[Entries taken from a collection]
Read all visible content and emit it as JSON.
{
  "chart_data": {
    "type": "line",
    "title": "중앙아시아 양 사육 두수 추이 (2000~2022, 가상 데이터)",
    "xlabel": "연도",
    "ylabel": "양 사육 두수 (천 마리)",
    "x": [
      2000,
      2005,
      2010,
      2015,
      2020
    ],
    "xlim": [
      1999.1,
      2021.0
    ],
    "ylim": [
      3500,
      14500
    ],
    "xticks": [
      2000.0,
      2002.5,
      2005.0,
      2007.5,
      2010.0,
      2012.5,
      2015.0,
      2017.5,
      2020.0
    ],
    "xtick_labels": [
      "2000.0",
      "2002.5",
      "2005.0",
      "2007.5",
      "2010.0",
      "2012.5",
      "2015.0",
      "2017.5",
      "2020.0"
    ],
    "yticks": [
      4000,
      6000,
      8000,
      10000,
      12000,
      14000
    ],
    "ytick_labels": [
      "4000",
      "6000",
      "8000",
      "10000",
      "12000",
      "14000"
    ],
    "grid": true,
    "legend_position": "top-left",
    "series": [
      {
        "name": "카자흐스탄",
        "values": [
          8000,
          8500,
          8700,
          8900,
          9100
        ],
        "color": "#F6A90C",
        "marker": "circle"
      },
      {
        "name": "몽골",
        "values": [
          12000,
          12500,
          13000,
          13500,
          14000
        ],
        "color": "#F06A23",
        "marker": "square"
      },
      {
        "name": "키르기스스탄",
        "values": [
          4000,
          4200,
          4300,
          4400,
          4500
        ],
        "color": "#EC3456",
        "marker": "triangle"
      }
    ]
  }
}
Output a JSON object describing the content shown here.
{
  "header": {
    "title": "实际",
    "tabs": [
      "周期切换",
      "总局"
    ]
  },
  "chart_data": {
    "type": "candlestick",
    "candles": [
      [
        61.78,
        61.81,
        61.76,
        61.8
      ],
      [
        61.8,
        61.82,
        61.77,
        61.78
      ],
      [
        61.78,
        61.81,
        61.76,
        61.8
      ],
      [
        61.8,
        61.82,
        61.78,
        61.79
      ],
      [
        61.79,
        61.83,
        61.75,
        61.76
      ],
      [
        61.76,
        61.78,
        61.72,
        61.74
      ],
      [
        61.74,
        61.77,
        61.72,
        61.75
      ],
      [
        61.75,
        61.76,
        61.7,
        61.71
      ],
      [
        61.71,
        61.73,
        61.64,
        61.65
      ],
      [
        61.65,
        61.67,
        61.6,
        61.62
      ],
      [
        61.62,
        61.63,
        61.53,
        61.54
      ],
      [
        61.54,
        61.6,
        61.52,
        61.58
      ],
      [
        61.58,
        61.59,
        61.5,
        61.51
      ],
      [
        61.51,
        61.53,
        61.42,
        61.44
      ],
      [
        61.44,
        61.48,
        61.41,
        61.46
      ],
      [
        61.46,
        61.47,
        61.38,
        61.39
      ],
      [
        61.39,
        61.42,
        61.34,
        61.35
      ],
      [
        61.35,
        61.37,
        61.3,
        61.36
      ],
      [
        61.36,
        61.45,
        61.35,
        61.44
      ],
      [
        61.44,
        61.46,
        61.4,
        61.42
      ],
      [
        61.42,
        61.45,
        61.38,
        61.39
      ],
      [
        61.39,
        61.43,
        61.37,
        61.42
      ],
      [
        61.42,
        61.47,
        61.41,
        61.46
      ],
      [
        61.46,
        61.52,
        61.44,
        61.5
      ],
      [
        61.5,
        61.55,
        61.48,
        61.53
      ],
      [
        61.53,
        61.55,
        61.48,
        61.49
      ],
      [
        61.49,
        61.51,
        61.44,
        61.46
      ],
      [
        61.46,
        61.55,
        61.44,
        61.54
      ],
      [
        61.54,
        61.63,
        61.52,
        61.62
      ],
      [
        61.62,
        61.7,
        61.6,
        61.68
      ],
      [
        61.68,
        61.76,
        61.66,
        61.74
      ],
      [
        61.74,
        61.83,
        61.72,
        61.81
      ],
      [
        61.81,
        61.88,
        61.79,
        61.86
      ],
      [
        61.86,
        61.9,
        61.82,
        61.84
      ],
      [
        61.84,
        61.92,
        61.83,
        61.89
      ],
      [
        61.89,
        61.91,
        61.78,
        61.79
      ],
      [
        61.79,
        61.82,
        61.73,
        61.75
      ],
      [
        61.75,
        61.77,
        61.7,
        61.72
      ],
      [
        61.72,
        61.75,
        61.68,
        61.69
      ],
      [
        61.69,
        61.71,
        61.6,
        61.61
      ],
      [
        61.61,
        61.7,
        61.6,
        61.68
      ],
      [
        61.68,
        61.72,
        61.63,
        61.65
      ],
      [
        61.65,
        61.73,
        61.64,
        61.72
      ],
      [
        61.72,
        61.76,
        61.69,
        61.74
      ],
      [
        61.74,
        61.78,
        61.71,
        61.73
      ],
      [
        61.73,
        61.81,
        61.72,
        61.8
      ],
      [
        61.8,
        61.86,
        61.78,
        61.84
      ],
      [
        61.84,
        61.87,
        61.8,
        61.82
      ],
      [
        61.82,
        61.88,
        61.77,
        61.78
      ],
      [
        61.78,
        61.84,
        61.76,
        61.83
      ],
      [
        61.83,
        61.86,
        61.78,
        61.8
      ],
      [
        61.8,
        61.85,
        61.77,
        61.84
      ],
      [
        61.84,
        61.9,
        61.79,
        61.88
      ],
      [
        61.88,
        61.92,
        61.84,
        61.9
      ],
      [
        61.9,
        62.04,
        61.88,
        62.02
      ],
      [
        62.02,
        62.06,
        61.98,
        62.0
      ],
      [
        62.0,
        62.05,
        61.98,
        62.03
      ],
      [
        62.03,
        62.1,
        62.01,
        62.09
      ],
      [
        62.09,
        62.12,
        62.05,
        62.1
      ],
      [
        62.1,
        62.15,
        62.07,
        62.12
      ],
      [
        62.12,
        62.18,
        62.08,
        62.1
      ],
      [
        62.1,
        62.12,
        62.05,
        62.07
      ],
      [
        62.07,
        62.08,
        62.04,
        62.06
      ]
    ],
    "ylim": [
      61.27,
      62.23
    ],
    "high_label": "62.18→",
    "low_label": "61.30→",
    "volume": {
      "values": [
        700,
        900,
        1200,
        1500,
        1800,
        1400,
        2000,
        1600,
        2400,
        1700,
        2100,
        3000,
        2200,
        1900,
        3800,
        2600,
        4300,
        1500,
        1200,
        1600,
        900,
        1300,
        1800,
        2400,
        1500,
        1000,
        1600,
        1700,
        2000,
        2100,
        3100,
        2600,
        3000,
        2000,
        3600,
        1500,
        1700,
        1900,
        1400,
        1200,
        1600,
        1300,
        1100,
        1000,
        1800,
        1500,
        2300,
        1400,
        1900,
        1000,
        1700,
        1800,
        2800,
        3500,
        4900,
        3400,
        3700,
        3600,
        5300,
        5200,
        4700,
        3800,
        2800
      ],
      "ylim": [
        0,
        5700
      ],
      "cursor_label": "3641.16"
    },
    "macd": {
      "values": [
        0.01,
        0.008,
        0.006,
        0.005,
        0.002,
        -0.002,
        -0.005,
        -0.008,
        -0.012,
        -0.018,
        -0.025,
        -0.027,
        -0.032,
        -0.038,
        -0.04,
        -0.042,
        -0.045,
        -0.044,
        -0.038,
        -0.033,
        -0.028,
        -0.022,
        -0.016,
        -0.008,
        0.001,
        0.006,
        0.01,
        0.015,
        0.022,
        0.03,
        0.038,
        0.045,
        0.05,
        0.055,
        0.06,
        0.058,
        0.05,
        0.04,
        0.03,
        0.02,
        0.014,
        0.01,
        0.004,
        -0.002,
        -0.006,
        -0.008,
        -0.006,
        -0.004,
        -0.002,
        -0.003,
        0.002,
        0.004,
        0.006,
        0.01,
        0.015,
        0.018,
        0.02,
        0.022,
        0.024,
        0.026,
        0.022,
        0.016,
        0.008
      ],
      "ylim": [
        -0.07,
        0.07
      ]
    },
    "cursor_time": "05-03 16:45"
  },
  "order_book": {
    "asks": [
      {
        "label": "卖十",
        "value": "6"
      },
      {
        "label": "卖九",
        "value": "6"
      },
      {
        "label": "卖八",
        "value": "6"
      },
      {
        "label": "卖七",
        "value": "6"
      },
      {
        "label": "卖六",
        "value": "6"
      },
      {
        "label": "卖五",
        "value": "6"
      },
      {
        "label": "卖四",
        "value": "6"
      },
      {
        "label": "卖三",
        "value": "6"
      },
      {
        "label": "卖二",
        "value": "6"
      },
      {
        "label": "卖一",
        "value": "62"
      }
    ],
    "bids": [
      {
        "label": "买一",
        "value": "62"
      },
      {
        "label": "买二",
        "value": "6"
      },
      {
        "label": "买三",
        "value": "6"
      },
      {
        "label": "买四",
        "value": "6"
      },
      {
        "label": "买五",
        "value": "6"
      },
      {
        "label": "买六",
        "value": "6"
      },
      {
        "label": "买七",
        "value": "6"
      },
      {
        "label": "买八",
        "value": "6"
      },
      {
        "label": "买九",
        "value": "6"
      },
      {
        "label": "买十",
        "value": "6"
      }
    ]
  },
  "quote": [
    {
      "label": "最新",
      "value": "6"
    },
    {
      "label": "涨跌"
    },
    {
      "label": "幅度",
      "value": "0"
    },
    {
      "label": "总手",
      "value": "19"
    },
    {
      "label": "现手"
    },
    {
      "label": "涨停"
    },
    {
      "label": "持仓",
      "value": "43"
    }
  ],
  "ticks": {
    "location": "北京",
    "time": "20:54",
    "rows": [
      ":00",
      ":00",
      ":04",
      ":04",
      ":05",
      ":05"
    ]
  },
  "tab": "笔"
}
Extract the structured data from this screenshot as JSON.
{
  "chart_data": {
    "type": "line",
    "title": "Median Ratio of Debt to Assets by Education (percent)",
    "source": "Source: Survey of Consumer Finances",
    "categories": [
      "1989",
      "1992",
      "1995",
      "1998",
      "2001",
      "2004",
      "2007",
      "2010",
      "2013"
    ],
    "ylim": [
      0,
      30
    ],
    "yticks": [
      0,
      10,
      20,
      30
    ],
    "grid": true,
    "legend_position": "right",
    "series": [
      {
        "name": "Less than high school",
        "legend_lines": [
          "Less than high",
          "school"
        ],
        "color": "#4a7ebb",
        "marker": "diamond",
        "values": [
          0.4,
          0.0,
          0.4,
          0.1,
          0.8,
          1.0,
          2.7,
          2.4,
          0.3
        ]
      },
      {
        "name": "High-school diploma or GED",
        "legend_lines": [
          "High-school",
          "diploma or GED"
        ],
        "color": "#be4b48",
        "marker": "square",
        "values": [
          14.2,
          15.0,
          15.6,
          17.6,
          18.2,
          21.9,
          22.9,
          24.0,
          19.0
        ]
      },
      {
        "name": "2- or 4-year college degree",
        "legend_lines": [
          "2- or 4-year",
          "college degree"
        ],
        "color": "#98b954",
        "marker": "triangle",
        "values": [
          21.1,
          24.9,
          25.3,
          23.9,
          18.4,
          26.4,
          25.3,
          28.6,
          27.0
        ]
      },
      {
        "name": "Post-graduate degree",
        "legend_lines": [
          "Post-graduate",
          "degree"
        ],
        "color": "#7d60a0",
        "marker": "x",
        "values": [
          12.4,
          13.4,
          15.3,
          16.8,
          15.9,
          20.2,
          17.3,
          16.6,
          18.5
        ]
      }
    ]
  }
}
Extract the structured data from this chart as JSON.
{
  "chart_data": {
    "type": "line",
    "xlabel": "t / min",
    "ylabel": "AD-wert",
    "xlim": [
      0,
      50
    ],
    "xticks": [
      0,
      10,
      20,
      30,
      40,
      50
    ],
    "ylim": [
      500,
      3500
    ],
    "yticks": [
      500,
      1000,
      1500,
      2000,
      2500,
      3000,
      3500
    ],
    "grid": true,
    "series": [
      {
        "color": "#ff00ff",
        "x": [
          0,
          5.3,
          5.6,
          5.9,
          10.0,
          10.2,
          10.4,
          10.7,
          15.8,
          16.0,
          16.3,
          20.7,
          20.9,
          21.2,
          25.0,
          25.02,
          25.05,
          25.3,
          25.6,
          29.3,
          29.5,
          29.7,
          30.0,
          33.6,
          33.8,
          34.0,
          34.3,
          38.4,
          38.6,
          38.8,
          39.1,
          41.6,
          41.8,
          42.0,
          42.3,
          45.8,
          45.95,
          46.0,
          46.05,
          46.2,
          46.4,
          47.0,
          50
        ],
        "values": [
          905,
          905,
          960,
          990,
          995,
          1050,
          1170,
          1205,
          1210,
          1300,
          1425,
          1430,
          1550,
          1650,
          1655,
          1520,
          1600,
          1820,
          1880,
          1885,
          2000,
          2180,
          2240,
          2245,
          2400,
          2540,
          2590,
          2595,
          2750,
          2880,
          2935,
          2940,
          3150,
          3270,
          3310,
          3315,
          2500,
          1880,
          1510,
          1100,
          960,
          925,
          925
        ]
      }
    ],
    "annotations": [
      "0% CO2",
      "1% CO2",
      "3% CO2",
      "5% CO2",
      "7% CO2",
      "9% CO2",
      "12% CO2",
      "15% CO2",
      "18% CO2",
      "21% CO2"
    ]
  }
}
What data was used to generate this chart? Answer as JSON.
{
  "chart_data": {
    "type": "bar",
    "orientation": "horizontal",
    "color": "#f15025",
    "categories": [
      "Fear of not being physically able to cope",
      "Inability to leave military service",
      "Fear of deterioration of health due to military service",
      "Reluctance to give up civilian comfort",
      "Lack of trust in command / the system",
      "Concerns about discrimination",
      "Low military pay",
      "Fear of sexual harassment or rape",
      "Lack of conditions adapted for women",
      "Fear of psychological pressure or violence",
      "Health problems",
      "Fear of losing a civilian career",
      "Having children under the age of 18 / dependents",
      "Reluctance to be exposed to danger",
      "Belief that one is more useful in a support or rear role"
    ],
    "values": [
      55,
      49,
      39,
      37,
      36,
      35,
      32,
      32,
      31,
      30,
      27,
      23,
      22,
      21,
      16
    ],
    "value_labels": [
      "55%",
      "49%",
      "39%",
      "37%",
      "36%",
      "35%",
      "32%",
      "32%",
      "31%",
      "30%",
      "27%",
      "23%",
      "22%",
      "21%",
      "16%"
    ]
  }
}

**Task objective:** How many lines in the listing contain "Less"? Answer with the number alone.

**Exercise result:** 2